▶ [Work to complete]
Extract each line bearing the word "page".
═══ Source data
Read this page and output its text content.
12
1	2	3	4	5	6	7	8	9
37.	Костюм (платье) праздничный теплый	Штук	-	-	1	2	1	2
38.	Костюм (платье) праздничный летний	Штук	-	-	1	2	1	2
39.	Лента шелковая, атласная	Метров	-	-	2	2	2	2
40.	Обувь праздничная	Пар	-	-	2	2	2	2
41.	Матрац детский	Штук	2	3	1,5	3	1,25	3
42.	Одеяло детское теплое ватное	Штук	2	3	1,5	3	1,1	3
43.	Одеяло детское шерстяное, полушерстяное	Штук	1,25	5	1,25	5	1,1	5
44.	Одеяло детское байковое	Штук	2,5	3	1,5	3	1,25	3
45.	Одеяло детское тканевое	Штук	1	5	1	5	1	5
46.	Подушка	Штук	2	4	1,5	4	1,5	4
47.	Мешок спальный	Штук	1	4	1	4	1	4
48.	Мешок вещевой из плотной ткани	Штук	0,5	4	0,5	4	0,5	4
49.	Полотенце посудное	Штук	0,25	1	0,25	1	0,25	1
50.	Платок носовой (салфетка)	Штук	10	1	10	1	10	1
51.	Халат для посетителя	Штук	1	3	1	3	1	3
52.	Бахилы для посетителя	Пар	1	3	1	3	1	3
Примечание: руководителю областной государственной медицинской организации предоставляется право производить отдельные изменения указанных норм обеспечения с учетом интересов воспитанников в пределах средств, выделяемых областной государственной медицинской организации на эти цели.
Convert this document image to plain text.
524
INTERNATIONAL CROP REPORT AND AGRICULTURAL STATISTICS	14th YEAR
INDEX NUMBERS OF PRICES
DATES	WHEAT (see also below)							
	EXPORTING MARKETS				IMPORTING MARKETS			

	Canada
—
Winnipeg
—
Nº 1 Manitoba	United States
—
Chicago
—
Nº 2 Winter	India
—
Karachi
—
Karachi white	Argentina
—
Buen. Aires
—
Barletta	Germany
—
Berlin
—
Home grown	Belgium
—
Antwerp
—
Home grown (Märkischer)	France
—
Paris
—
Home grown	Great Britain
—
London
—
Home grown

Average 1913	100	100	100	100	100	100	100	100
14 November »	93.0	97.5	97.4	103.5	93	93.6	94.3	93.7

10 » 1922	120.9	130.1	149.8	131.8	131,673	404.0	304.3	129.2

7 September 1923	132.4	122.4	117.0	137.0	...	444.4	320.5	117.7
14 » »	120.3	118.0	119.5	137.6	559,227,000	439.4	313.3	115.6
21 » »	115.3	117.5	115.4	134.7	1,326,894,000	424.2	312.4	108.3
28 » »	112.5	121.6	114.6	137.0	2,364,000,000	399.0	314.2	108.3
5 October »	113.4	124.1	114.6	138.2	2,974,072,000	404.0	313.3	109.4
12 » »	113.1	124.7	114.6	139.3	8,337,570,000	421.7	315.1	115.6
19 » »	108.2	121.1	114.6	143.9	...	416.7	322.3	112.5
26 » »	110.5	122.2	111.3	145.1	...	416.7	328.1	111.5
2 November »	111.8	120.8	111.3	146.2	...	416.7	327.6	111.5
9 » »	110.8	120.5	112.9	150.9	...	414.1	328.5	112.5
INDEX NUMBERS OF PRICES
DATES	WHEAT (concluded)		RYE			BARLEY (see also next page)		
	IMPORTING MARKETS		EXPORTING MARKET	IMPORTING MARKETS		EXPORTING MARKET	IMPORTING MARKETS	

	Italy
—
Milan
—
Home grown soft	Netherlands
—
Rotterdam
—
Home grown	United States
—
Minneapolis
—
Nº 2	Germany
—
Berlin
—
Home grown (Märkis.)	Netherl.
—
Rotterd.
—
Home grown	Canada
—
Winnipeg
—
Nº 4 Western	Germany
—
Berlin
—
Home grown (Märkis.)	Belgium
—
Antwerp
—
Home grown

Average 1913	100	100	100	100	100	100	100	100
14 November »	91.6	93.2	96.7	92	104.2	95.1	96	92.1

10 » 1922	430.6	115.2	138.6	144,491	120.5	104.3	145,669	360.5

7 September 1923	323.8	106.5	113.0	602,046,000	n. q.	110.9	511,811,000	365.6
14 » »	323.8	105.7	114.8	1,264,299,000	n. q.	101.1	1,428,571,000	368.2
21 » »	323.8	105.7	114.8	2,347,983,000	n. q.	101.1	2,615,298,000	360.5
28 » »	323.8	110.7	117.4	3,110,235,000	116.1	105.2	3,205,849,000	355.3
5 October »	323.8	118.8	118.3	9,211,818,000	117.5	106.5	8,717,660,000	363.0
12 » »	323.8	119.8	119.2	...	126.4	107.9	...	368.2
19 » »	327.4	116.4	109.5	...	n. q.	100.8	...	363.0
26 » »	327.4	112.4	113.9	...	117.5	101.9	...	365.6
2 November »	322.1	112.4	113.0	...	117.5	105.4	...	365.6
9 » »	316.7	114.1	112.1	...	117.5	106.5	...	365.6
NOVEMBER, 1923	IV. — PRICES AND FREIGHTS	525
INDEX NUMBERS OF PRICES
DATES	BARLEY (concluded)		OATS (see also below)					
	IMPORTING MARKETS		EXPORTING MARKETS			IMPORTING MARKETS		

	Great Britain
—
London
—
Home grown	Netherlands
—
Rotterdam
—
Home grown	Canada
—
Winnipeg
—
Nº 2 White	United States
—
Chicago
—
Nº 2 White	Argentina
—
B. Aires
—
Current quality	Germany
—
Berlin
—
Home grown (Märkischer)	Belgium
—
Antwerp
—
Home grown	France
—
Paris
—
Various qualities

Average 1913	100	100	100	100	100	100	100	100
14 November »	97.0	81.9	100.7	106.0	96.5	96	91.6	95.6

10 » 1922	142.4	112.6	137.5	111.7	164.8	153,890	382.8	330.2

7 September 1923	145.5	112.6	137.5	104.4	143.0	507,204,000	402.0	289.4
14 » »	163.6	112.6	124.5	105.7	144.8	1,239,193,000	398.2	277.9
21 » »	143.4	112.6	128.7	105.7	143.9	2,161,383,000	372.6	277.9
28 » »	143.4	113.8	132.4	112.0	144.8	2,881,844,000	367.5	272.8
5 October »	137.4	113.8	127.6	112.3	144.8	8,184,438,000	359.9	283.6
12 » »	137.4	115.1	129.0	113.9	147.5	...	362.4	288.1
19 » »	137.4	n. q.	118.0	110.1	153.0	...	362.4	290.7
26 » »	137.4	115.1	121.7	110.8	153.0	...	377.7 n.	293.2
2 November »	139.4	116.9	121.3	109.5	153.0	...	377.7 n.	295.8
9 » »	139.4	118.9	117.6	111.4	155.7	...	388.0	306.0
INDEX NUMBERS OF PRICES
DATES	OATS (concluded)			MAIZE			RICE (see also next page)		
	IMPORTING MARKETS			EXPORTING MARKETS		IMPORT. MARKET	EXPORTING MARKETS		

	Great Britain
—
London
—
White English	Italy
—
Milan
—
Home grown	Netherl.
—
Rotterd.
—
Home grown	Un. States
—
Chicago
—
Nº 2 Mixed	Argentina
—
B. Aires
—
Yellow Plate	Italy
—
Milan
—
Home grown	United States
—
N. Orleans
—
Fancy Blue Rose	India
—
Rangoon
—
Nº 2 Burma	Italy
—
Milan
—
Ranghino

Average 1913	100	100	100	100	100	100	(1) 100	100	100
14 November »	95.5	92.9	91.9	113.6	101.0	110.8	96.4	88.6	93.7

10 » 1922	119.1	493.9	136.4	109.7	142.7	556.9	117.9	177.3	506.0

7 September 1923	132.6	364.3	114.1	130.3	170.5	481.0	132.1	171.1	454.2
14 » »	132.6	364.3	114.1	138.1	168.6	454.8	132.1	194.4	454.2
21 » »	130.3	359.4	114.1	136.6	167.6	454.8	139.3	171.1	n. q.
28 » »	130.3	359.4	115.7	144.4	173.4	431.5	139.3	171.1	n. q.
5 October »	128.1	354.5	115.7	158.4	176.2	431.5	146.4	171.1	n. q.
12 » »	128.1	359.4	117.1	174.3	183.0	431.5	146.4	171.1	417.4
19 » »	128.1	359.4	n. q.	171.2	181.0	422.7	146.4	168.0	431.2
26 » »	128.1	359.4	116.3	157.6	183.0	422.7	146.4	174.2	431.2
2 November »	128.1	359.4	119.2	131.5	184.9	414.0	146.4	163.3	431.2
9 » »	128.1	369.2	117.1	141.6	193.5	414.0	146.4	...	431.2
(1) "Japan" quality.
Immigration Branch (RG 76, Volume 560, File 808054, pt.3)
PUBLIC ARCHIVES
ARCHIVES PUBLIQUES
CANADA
══════
▶ [Solution to the problem]
Read this page and output its text content.
DATES	WHEAT (concluded)		RYE			BARLEY (see also next page)		
DATES	OATS (concluded)			MAIZE			RICE (see also next page)		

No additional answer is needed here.